(Data to process):
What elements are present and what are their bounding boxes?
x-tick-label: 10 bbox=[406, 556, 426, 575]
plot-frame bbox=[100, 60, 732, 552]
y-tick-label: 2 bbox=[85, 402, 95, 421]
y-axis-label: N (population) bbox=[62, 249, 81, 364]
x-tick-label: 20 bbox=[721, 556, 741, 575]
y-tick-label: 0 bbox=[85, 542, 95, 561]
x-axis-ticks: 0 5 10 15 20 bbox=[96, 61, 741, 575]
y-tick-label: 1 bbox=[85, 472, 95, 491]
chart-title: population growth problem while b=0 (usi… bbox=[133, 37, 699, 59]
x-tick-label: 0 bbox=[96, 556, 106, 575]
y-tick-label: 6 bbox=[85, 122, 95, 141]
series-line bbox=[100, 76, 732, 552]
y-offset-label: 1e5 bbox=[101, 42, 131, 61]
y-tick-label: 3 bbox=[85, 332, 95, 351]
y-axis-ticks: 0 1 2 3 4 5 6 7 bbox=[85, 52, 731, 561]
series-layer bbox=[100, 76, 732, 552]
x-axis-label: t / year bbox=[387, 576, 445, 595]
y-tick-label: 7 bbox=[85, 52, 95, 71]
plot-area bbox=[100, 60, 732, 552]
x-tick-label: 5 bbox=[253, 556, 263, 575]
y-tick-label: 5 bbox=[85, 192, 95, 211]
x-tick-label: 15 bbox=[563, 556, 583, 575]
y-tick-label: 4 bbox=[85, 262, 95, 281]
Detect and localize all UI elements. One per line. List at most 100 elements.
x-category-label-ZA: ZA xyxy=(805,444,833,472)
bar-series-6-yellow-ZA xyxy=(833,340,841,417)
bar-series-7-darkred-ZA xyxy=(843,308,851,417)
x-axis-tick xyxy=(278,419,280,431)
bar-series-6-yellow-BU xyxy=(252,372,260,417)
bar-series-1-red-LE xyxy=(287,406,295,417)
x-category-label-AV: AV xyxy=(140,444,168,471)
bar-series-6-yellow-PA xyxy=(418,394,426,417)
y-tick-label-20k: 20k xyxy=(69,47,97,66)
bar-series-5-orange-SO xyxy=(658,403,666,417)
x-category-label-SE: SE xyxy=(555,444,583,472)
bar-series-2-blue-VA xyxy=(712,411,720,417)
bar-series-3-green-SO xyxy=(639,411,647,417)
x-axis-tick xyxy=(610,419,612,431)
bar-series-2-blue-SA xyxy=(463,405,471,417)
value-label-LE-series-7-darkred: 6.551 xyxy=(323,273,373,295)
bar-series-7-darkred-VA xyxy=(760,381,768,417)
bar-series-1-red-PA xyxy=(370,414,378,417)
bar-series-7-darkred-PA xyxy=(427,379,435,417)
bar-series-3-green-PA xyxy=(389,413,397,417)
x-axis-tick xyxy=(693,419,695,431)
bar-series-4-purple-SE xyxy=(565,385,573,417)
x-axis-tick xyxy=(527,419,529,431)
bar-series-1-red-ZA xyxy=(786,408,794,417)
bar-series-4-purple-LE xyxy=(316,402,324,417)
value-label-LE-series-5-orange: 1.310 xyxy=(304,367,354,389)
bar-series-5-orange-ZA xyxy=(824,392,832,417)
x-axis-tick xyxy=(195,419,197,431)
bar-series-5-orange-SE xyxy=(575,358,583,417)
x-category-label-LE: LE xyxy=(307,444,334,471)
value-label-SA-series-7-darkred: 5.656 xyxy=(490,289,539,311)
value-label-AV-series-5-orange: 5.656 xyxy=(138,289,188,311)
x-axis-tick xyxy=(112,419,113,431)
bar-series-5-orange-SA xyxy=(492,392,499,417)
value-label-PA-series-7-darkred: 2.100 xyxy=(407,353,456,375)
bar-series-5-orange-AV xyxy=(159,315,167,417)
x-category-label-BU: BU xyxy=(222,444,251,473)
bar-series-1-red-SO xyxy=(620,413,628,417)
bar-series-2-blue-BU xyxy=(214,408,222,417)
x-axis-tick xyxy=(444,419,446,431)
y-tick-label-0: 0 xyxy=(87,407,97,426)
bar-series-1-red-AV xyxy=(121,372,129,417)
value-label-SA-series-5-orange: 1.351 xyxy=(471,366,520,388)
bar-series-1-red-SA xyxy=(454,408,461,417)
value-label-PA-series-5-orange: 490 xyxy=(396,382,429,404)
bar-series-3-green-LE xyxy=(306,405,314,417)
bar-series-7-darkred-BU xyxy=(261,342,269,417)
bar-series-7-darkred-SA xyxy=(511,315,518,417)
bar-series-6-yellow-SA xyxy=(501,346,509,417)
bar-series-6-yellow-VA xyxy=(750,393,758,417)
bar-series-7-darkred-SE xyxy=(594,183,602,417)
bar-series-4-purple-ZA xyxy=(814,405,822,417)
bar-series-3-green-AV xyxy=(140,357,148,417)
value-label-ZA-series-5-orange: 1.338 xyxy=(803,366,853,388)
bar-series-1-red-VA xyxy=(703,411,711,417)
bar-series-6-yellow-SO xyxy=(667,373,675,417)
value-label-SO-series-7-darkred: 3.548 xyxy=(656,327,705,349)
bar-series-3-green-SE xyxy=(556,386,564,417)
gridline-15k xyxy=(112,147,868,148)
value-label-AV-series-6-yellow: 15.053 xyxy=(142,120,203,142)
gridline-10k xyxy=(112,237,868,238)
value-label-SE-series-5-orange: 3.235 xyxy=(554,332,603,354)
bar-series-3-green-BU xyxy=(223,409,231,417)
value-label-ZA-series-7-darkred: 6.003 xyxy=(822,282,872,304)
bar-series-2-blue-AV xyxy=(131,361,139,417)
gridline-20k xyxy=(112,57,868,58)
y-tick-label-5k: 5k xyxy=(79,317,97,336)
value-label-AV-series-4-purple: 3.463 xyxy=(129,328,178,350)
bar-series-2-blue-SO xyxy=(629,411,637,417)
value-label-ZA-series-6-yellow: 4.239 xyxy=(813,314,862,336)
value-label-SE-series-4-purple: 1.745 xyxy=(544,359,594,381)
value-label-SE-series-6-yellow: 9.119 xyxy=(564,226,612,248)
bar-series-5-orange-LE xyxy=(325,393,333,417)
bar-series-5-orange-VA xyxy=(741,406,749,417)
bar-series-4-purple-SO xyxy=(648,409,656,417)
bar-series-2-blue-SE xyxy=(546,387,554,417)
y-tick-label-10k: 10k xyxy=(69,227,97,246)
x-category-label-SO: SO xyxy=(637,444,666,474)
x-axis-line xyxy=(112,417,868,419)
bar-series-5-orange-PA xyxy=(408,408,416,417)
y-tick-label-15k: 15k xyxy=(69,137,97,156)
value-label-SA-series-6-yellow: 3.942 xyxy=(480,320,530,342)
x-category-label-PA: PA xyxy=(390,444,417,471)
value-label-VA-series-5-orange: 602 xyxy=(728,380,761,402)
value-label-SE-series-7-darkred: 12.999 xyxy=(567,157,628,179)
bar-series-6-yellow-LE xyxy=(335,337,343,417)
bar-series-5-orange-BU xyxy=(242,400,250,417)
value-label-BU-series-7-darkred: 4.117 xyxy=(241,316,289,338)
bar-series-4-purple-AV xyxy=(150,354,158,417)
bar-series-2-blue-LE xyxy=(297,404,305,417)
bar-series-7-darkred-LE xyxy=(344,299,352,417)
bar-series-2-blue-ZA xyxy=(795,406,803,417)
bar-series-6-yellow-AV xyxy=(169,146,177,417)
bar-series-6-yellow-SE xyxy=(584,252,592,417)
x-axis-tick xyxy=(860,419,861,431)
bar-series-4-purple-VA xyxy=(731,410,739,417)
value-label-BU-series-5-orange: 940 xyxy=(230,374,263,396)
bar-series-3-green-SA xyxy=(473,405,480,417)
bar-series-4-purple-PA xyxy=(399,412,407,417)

(Exercise requirements):
Copy the material verbatim from its first line up to and including the line with "y-tick-label: 6 bbox=[85, 122, 95, 141]".

(The response):
What elements are present and what are their bounding boxes?
x-tick-label: 10 bbox=[406, 556, 426, 575]
plot-frame bbox=[100, 60, 732, 552]
y-tick-label: 2 bbox=[85, 402, 95, 421]
y-axis-label: N (population) bbox=[62, 249, 81, 364]
x-tick-label: 20 bbox=[721, 556, 741, 575]
y-tick-label: 0 bbox=[85, 542, 95, 561]
x-axis-ticks: 0 5 10 15 20 bbox=[96, 61, 741, 575]
y-tick-label: 1 bbox=[85, 472, 95, 491]
chart-title: population growth problem while b=0 (usi… bbox=[133, 37, 699, 59]
x-tick-label: 0 bbox=[96, 556, 106, 575]
y-tick-label: 6 bbox=[85, 122, 95, 141]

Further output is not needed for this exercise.